Problem to solve:
Give back the whole listing exactly as shown.

Source records:

::::

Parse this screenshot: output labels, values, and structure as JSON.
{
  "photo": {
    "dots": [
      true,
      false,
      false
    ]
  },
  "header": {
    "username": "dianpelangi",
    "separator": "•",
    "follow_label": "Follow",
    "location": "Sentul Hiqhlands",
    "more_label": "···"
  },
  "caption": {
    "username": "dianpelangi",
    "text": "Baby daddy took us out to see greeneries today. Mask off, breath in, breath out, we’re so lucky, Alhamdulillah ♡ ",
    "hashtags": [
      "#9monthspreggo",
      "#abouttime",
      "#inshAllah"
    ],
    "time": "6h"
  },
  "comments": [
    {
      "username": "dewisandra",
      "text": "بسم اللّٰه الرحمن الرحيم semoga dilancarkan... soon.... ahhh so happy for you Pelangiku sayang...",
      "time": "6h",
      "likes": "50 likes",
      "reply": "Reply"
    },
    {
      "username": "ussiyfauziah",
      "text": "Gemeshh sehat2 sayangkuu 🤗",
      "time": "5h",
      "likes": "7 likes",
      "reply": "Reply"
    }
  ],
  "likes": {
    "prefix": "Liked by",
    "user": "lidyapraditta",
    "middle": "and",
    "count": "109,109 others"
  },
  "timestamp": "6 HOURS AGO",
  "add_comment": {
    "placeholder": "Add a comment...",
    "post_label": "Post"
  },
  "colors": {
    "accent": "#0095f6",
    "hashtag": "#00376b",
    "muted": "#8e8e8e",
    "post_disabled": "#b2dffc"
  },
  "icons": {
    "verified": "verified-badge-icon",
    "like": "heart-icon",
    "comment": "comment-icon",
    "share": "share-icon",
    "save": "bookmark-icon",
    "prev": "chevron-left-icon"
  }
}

::::

Solution for this problem:
Parse this screenshot: output labels, values, and structure as JSON.
{
  "photo": {
    "dots": [
      true,
      false,
      false
    ]
  },
  "header": {
    "username": "dianpelangi",
    "separator": "•",
    "follow_label": "Follow",
    "location": "Sentul Hiqhlands",
    "more_label": "···"
  },
  "caption": {
    "username": "dianpelangi",
    "text": "Baby daddy took us out to see greeneries today. Mask off, breath in, breath out, we’re so lucky, Alhamdulillah ♡ ",
    "hashtags": [
      "#9monthspreggo",
      "#abouttime",
      "#inshAllah"
    ],
    "time": "6h"
  },
  "comments": [
    {
      "username": "dewisandra",
      "text": "بسم اللّٰه الرحمن الرحيم semoga dilancarkan... soon.... ahhh so happy for you Pelangiku sayang...",
      "time": "6h",
      "likes": "50 likes",
      "reply": "Reply"
    },
    {
      "username": "ussiyfauziah",
      "text": "Gemeshh sehat2 sayangkuu 🤗",
      "time": "5h",
      "likes": "7 likes",
      "reply": "Reply"
    }
  ],
  "likes": {
    "prefix": "Liked by",
    "user": "lidyapraditta",
    "middle": "and",
    "count": "109,109 others"
  },
  "timestamp": "6 HOURS AGO",
  "add_comment": {
    "placeholder": "Add a comment...",
    "post_label": "Post"
  },
  "colors": {
    "accent": "#0095f6",
    "hashtag": "#00376b",
    "muted": "#8e8e8e",
    "post_disabled": "#b2dffc"
  },
  "icons": {
    "verified": "verified-badge-icon",
    "like": "heart-icon",
    "comment": "comment-icon",
    "share": "share-icon",
    "save": "bookmark-icon",
    "prev": "chevron-left-icon"
  }
}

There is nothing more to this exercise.